▶ [Task details]: Restate the material word for word and leave out anything that is a picture.

▶ [Supplied material]:
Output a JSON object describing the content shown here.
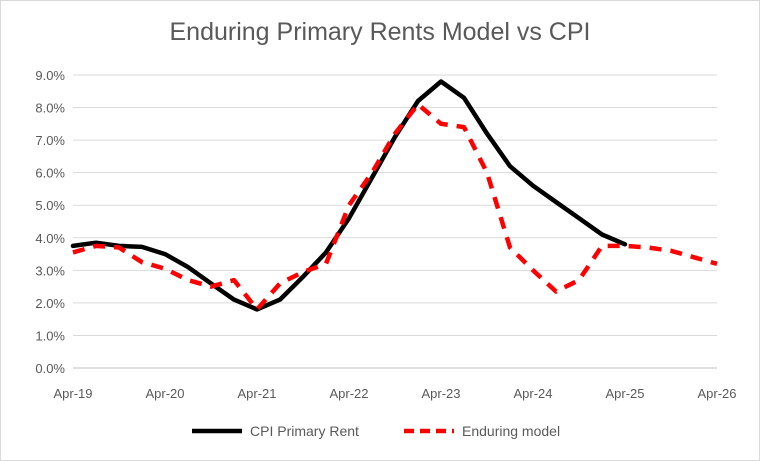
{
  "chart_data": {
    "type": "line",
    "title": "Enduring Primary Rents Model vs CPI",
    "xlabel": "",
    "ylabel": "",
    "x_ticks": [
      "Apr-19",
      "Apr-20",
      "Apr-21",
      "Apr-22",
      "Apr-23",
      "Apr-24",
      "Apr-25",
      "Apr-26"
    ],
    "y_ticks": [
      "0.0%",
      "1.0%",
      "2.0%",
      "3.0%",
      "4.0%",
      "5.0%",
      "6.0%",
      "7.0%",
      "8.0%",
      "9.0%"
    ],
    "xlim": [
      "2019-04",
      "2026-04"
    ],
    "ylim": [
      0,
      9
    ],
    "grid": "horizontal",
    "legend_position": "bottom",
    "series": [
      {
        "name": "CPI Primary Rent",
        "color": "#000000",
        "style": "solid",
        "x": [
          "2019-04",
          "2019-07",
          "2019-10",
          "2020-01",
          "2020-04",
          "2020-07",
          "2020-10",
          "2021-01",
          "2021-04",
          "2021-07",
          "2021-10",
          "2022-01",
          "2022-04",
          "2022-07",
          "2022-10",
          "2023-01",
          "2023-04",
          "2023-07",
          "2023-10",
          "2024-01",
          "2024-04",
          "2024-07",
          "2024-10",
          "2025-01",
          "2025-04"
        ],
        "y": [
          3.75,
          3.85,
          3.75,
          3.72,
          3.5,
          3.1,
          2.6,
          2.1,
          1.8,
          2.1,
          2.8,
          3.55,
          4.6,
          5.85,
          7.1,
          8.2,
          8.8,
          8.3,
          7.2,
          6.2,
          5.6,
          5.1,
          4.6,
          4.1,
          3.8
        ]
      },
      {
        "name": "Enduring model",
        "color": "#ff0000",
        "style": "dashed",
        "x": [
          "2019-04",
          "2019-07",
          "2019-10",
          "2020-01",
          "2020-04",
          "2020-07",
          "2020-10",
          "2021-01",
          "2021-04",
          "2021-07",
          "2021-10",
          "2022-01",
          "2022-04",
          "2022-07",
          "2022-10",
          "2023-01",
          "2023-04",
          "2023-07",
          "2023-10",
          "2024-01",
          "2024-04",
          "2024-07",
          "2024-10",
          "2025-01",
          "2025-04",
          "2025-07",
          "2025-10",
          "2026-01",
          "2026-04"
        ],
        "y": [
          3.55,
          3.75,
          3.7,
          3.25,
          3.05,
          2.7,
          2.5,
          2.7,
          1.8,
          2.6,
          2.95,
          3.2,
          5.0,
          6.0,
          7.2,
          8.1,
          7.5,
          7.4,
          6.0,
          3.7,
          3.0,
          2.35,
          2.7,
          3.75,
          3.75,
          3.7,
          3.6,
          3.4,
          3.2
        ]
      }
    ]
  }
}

▶ [Solution to the problem]:
Output a JSON object describing the content shown here.
{
  "chart_data": {
    "type": "line",
    "title": "Enduring Primary Rents Model vs CPI",
    "xlabel": "",
    "ylabel": "",
    "x_ticks": [
      "Apr-19",
      "Apr-20",
      "Apr-21",
      "Apr-22",
      "Apr-23",
      "Apr-24",
      "Apr-25",
      "Apr-26"
    ],
    "y_ticks": [
      "0.0%",
      "1.0%",
      "2.0%",
      "3.0%",
      "4.0%",
      "5.0%",
      "6.0%",
      "7.0%",
      "8.0%",
      "9.0%"
    ],
    "xlim": [
      "2019-04",
      "2026-04"
    ],
    "ylim": [
      0,
      9
    ],
    "grid": "horizontal",
    "legend_position": "bottom",
    "series": [
      {
        "name": "CPI Primary Rent",
        "color": "#000000",
        "style": "solid",
        "x": [
          "2019-04",
          "2019-07",
          "2019-10",
          "2020-01",
          "2020-04",
          "2020-07",
          "2020-10",
          "2021-01",
          "2021-04",
          "2021-07",
          "2021-10",
          "2022-01",
          "2022-04",
          "2022-07",
          "2022-10",
          "2023-01",
          "2023-04",
          "2023-07",
          "2023-10",
          "2024-01",
          "2024-04",
          "2024-07",
          "2024-10",
          "2025-01",
          "2025-04"
        ],
        "y": [
          3.75,
          3.85,
          3.75,
          3.72,
          3.5,
          3.1,
          2.6,
          2.1,
          1.8,
          2.1,
          2.8,
          3.55,
          4.6,
          5.85,
          7.1,
          8.2,
          8.8,
          8.3,
          7.2,
          6.2,
          5.6,
          5.1,
          4.6,
          4.1,
          3.8
        ]
      },
      {
        "name": "Enduring model",
        "color": "#ff0000",
        "style": "dashed",
        "x": [
          "2019-04",
          "2019-07",
          "2019-10",
          "2020-01",
          "2020-04",
          "2020-07",
          "2020-10",
          "2021-01",
          "2021-04",
          "2021-07",
          "2021-10",
          "2022-01",
          "2022-04",
          "2022-07",
          "2022-10",
          "2023-01",
          "2023-04",
          "2023-07",
          "2023-10",
          "2024-01",
          "2024-04",
          "2024-07",
          "2024-10",
          "2025-01",
          "2025-04",
          "2025-07",
          "2025-10",
          "2026-01",
          "2026-04"
        ],
        "y": [
          3.55,
          3.75,
          3.7,
          3.25,
          3.05,
          2.7,
          2.5,
          2.7,
          1.8,
          2.6,
          2.95,
          3.2,
          5.0,
          6.0,
          7.2,
          8.1,
          7.5,
          7.4,
          6.0,
          3.7,
          3.0,
          2.35,
          2.7,
          3.75,
          3.75,
          3.7,
          3.6,
          3.4,
          3.2
        ]
      }
    ]
  }
}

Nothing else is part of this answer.